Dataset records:
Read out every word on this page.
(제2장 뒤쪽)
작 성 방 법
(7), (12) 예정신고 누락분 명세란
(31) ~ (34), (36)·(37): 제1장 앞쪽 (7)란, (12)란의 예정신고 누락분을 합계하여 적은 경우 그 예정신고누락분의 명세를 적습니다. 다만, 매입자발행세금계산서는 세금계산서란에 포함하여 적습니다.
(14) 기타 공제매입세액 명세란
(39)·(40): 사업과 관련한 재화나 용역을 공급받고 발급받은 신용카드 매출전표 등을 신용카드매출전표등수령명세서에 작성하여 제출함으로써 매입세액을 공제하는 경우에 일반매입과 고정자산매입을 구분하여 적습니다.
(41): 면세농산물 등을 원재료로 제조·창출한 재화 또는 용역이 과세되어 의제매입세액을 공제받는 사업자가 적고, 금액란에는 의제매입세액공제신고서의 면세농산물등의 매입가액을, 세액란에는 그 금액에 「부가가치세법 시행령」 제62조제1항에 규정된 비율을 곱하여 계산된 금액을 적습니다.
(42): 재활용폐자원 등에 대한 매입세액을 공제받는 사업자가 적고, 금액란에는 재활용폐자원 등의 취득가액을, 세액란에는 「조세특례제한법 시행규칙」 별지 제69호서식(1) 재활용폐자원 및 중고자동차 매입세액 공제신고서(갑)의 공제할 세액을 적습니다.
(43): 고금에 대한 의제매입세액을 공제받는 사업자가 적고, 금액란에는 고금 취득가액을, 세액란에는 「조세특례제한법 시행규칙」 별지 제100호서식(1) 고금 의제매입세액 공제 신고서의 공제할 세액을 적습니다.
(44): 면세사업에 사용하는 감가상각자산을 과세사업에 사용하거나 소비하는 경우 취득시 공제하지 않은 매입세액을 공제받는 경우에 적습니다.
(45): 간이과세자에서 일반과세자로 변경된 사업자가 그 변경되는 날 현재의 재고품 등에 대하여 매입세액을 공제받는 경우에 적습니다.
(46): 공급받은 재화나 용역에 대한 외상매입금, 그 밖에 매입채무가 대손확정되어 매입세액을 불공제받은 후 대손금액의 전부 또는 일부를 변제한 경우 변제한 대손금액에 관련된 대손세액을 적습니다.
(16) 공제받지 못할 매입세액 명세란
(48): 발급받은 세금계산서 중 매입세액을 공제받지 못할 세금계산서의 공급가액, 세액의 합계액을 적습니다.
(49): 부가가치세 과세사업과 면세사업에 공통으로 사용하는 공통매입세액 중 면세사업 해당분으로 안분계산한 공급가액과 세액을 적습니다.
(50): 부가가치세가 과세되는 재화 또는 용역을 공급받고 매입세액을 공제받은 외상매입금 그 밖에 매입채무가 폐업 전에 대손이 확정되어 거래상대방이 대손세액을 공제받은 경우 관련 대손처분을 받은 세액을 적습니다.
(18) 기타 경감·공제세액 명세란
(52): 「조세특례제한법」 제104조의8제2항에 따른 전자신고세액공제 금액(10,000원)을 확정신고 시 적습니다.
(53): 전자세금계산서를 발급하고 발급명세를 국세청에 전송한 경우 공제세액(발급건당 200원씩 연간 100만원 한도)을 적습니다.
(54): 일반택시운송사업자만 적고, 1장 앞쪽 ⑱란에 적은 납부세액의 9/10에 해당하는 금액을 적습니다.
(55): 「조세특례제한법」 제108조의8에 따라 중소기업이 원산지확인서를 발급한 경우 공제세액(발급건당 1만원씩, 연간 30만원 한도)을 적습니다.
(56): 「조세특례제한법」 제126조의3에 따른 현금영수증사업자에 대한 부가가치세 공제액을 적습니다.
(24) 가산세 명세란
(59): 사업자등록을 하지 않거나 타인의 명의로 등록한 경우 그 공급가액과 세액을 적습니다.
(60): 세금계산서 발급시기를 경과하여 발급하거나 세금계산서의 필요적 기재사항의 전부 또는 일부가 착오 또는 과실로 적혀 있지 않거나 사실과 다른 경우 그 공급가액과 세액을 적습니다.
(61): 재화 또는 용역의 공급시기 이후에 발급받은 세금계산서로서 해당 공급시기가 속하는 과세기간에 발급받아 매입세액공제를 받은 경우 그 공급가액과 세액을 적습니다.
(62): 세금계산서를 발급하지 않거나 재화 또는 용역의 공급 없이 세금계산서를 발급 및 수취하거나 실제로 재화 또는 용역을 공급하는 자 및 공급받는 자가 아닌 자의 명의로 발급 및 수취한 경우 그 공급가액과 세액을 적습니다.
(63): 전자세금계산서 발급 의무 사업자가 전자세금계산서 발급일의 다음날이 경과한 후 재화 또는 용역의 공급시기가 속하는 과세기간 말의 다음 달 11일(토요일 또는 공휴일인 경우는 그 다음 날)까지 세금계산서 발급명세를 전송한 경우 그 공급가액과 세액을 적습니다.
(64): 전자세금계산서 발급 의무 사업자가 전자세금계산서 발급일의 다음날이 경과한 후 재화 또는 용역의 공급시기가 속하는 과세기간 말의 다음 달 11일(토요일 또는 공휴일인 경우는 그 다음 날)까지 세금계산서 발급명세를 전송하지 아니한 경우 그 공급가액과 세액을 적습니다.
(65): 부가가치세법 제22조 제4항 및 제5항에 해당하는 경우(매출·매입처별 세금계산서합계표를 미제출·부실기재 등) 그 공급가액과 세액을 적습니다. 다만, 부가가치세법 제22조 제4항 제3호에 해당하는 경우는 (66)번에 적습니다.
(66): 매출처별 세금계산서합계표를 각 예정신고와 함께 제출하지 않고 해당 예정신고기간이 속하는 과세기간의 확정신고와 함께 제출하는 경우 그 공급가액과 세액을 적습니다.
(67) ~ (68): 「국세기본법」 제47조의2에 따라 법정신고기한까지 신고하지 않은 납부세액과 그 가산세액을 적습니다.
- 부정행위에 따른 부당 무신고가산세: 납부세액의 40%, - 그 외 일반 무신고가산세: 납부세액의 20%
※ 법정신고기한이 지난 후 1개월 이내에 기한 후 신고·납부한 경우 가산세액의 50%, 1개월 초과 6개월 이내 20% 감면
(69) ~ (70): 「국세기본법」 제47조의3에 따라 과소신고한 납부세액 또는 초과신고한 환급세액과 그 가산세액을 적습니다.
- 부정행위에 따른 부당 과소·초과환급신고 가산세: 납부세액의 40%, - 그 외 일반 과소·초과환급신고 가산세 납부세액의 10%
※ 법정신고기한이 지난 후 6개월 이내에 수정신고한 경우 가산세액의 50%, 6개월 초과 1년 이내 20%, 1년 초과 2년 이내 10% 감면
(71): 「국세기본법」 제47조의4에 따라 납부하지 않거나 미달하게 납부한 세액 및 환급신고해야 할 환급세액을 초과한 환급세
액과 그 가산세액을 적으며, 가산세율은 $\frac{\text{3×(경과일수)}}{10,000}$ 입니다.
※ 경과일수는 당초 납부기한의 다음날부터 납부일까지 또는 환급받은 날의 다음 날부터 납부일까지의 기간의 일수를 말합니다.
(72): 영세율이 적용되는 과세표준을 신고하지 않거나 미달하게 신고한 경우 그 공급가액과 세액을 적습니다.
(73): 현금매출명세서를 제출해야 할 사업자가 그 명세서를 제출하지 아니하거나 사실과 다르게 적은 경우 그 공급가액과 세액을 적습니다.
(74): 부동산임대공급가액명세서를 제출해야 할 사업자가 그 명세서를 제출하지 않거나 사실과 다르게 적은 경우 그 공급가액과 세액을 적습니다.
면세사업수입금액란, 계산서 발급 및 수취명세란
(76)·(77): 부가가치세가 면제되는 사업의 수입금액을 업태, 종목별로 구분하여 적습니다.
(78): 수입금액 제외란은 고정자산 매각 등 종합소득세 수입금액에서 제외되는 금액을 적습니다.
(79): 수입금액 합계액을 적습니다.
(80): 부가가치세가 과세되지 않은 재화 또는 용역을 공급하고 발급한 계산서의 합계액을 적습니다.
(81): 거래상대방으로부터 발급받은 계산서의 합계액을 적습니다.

> **Your instructions**
Copy each line of the listing that contains the string "부정행위에".

> **The answer**
- 부정행위에 따른 부당 무신고가산세: 납부세액의 40%, - 그 외 일반 무신고가산세: 납부세액의 20%
- 부정행위에 따른 부당 과소·초과환급신고 가산세: 납부세액의 40%, - 그 외 일반 과소·초과환급신고 가산세 납부세액의 10%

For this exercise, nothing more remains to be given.